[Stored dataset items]
╔══
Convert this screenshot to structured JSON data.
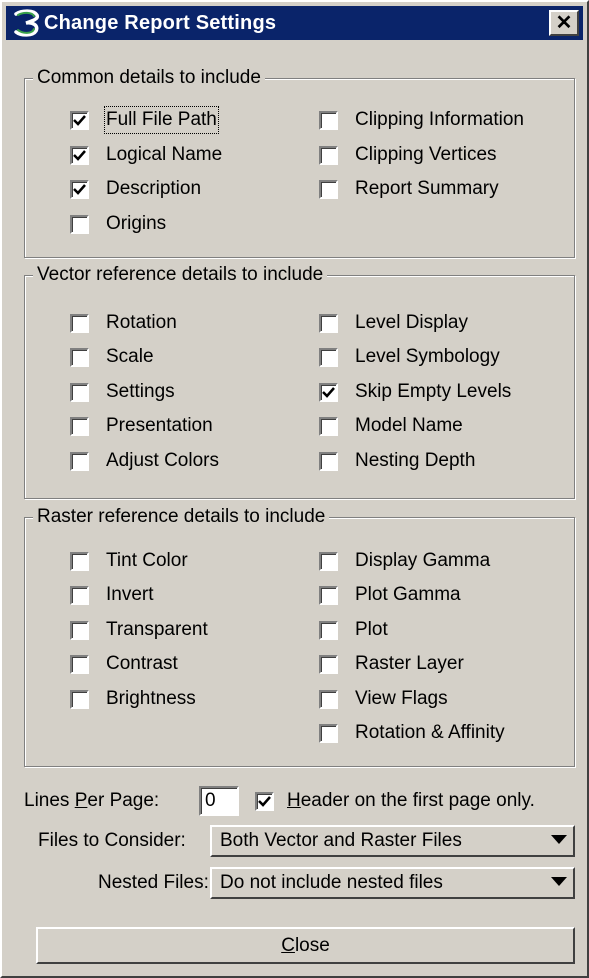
{
  "window": {
    "title": "Change Report Settings",
    "close_glyph": "✕",
    "icon": "microstation-logo-icon"
  },
  "common": {
    "legend": "Common details to include",
    "items": [
      {
        "label": "Full File Path",
        "checked": true
      },
      {
        "label": "Logical Name",
        "checked": true
      },
      {
        "label": "Description",
        "checked": true
      },
      {
        "label": "Origins",
        "checked": false
      },
      {
        "label": "Clipping Information",
        "checked": false
      },
      {
        "label": "Clipping Vertices",
        "checked": false
      },
      {
        "label": "Report Summary",
        "checked": false
      }
    ]
  },
  "vector": {
    "legend": "Vector reference details to include",
    "items": [
      {
        "label": "Rotation",
        "checked": false
      },
      {
        "label": "Scale",
        "checked": false
      },
      {
        "label": "Settings",
        "checked": false
      },
      {
        "label": "Presentation",
        "checked": false
      },
      {
        "label": "Adjust Colors",
        "checked": false
      },
      {
        "label": "Level Display",
        "checked": false
      },
      {
        "label": "Level Symbology",
        "checked": false
      },
      {
        "label": "Skip Empty Levels",
        "checked": true
      },
      {
        "label": "Model Name",
        "checked": false
      },
      {
        "label": "Nesting Depth",
        "checked": false
      }
    ]
  },
  "raster": {
    "legend": "Raster reference details to include",
    "items": [
      {
        "label": "Tint Color",
        "checked": false
      },
      {
        "label": "Invert",
        "checked": false
      },
      {
        "label": "Transparent",
        "checked": false
      },
      {
        "label": "Contrast",
        "checked": false
      },
      {
        "label": "Brightness",
        "checked": false
      },
      {
        "label": "Display Gamma",
        "checked": false
      },
      {
        "label": "Plot Gamma",
        "checked": false
      },
      {
        "label": "Plot",
        "checked": false
      },
      {
        "label": "Raster Layer",
        "checked": false
      },
      {
        "label": "View Flags",
        "checked": false
      },
      {
        "label": "Rotation & Affinity",
        "checked": false
      }
    ]
  },
  "options": {
    "lines_per_page_pre": "Lines ",
    "lines_per_page_key": "P",
    "lines_per_page_post": "er Page:",
    "lines_per_page_value": "0",
    "header_key": "H",
    "header_rest": "eader on the first page only.",
    "header_checked": true,
    "files_label": "Files to Consider:",
    "files_value": "Both Vector and Raster Files",
    "nested_label": "Nested Files:",
    "nested_value": "Do not include nested files"
  },
  "close_button": {
    "key": "C",
    "rest": "lose"
  }
}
╚══
## Goal
Filter lines by "Settings" and return each hit.

## Written solution
    "title": "Change Report Settings",
        "label": "Settings",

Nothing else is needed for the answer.